### Stored data
- - -

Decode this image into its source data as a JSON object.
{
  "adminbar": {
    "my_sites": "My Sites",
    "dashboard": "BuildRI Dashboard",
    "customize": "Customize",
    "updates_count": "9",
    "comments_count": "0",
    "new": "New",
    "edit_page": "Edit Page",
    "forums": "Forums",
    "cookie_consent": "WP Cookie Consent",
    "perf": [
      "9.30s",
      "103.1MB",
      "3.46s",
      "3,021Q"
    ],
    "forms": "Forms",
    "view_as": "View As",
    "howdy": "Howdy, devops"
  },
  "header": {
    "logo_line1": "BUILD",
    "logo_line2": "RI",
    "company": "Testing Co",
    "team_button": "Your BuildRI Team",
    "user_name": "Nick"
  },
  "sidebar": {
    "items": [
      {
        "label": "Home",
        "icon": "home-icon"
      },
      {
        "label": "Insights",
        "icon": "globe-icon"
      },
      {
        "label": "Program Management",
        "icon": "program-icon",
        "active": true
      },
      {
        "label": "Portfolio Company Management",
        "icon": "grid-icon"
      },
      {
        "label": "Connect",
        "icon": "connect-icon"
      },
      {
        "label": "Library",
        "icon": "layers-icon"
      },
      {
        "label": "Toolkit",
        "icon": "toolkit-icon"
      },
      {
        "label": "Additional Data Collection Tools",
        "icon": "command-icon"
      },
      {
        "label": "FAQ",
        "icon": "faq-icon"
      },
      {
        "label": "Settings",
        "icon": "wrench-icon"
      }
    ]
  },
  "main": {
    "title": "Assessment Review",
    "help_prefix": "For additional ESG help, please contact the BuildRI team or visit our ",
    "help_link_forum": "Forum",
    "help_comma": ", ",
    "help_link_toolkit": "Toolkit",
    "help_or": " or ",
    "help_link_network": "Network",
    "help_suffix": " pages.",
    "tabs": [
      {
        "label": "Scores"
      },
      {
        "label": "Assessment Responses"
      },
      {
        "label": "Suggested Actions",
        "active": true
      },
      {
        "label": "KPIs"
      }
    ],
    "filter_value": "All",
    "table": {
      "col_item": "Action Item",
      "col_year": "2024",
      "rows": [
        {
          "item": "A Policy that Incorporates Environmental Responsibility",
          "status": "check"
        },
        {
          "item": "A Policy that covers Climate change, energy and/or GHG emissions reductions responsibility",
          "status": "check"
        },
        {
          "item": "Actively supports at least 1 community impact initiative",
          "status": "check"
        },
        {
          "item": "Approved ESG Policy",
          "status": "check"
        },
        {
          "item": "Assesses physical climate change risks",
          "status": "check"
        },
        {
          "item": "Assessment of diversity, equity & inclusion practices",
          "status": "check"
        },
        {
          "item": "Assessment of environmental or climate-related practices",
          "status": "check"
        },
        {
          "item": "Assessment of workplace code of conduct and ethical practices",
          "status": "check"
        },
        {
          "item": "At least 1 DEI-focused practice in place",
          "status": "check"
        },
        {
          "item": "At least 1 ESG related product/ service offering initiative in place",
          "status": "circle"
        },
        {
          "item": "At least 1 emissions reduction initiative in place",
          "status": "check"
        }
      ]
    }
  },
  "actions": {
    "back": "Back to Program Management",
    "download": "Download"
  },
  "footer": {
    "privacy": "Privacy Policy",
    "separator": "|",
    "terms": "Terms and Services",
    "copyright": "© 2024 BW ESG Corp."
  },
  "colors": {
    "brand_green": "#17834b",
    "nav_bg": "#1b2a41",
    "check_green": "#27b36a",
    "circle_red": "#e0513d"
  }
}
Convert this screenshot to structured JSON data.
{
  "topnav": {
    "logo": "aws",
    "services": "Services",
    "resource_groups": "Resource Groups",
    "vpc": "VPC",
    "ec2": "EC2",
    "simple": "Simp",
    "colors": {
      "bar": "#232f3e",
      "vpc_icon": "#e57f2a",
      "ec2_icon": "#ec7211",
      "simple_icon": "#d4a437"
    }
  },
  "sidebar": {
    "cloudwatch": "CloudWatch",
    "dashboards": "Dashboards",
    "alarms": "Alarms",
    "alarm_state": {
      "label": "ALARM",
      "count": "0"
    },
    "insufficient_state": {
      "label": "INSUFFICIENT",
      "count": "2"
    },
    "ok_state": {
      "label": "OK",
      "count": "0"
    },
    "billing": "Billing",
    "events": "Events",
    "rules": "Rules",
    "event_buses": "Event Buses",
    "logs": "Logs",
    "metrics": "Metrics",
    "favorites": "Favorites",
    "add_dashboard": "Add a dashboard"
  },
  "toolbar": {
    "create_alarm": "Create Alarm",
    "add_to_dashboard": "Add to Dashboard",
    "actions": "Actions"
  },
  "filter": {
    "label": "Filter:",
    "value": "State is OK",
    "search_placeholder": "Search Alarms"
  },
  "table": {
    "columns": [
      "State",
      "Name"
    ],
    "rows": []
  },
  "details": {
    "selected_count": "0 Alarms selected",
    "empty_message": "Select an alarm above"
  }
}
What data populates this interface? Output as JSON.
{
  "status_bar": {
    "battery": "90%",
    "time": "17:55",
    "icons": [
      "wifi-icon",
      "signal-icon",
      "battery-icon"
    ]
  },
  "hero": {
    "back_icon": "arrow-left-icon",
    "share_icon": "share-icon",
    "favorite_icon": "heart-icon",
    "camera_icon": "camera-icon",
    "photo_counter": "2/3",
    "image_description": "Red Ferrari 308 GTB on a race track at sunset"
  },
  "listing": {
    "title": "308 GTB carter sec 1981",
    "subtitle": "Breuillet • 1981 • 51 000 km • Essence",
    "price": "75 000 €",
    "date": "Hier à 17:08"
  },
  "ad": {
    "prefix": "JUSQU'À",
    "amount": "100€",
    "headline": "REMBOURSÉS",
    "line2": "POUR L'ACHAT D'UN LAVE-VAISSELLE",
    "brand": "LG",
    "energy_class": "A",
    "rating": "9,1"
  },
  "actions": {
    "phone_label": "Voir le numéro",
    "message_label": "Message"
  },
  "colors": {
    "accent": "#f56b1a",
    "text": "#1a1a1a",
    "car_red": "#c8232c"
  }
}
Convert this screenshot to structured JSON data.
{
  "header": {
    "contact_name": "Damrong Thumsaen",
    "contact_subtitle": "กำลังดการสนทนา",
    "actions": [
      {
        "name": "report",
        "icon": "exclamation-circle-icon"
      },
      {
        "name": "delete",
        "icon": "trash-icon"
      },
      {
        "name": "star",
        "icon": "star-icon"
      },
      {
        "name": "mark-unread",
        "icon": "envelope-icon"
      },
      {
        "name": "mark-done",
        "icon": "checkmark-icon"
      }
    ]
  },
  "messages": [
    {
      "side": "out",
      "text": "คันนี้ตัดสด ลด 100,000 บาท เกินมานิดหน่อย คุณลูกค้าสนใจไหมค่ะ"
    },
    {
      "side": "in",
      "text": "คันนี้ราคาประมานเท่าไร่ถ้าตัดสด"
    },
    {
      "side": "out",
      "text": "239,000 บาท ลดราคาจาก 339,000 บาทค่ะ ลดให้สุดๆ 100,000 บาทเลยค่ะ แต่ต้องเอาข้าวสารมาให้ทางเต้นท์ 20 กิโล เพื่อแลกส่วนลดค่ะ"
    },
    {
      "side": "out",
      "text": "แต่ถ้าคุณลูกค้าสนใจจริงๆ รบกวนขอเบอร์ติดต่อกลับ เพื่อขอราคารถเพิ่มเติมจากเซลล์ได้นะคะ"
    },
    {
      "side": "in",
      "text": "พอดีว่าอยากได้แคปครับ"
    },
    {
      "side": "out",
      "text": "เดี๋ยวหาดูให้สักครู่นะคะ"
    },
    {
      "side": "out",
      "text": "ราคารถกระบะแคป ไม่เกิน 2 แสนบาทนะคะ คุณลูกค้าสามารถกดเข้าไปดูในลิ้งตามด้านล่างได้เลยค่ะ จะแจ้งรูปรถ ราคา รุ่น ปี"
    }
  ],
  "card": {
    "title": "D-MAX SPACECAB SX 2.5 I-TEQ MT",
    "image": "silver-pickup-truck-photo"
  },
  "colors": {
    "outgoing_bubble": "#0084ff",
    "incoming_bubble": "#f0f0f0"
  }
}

- - -

### What to do
Filter the records above for lines containing the word "that", and copy those lines.

### Solution
          "item": "A Policy that Incorporates Environmental Responsibility",
          "item": "A Policy that covers Climate change, energy and/or GHG emissions reductions responsibility",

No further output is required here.